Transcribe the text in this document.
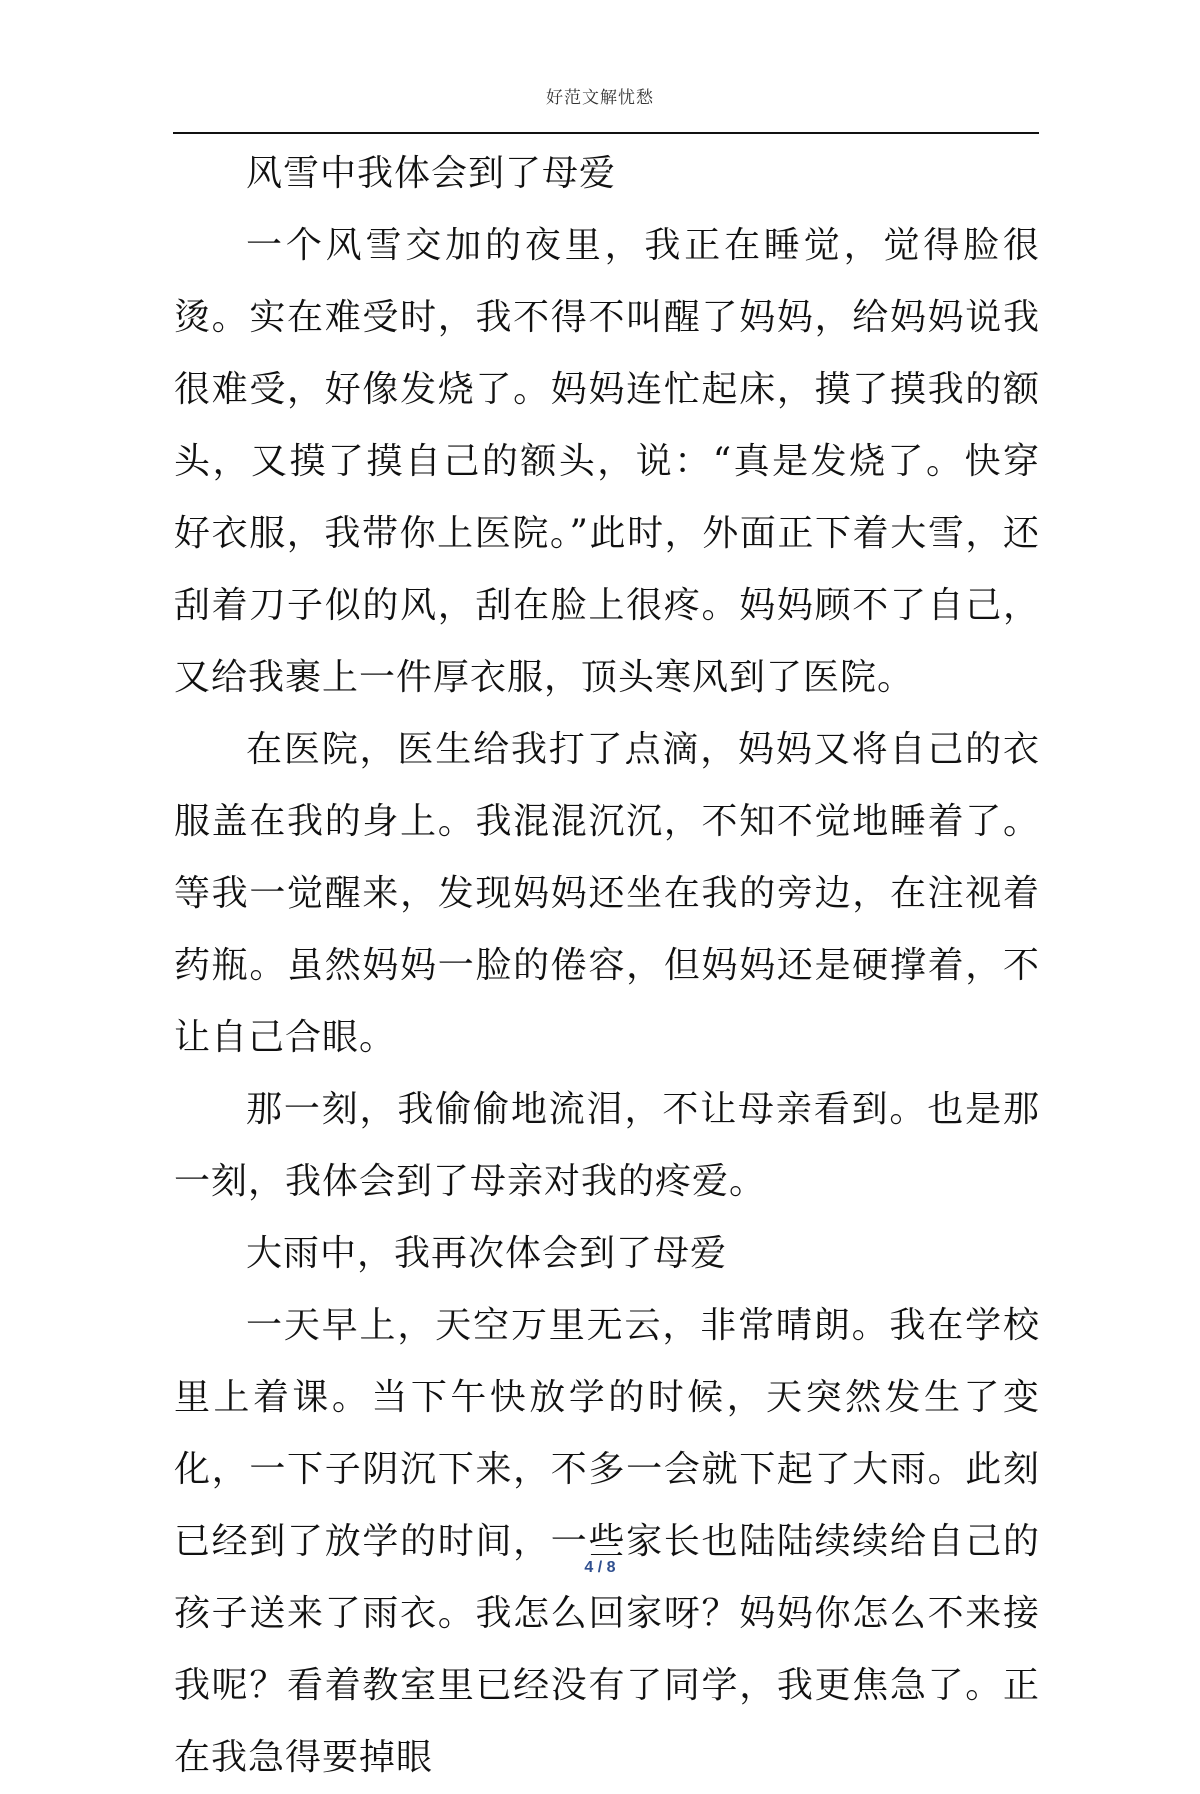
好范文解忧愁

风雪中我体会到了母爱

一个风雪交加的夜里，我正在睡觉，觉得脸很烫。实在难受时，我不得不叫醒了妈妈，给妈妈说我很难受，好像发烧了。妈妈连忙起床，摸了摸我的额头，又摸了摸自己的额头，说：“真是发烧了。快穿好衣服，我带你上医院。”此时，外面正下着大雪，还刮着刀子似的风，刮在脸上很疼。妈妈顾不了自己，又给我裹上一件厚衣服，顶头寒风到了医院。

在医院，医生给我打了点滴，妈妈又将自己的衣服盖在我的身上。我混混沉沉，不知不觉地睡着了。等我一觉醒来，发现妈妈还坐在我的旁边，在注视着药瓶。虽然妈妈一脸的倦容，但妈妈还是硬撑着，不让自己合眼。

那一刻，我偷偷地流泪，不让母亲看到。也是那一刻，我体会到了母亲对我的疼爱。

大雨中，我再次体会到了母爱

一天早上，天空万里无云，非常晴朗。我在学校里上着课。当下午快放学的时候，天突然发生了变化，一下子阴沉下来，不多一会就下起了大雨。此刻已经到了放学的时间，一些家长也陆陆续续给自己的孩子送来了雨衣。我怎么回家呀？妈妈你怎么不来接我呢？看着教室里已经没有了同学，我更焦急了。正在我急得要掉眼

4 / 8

########################################

* Description of the task
Omit the pictures and restate the rest of the records verbatim.

* Solution to the exercise
Transcribe the text in this document.
好范文解忧愁

风雪中我体会到了母爱

一个风雪交加的夜里，我正在睡觉，觉得脸很烫。实在难受时，我不得不叫醒了妈妈，给妈妈说我很难受，好像发烧了。妈妈连忙起床，摸了摸我的额头，又摸了摸自己的额头，说：“真是发烧了。快穿好衣服，我带你上医院。”此时，外面正下着大雪，还刮着刀子似的风，刮在脸上很疼。妈妈顾不了自己，又给我裹上一件厚衣服，顶头寒风到了医院。

在医院，医生给我打了点滴，妈妈又将自己的衣服盖在我的身上。我混混沉沉，不知不觉地睡着了。等我一觉醒来，发现妈妈还坐在我的旁边，在注视着药瓶。虽然妈妈一脸的倦容，但妈妈还是硬撑着，不让自己合眼。

那一刻，我偷偷地流泪，不让母亲看到。也是那一刻，我体会到了母亲对我的疼爱。

大雨中，我再次体会到了母爱

一天早上，天空万里无云，非常晴朗。我在学校里上着课。当下午快放学的时候，天突然发生了变化，一下子阴沉下来，不多一会就下起了大雨。此刻已经到了放学的时间，一些家长也陆陆续续给自己的孩子送来了雨衣。我怎么回家呀？妈妈你怎么不来接我呢？看着教室里已经没有了同学，我更焦急了。正在我急得要掉眼

4 / 8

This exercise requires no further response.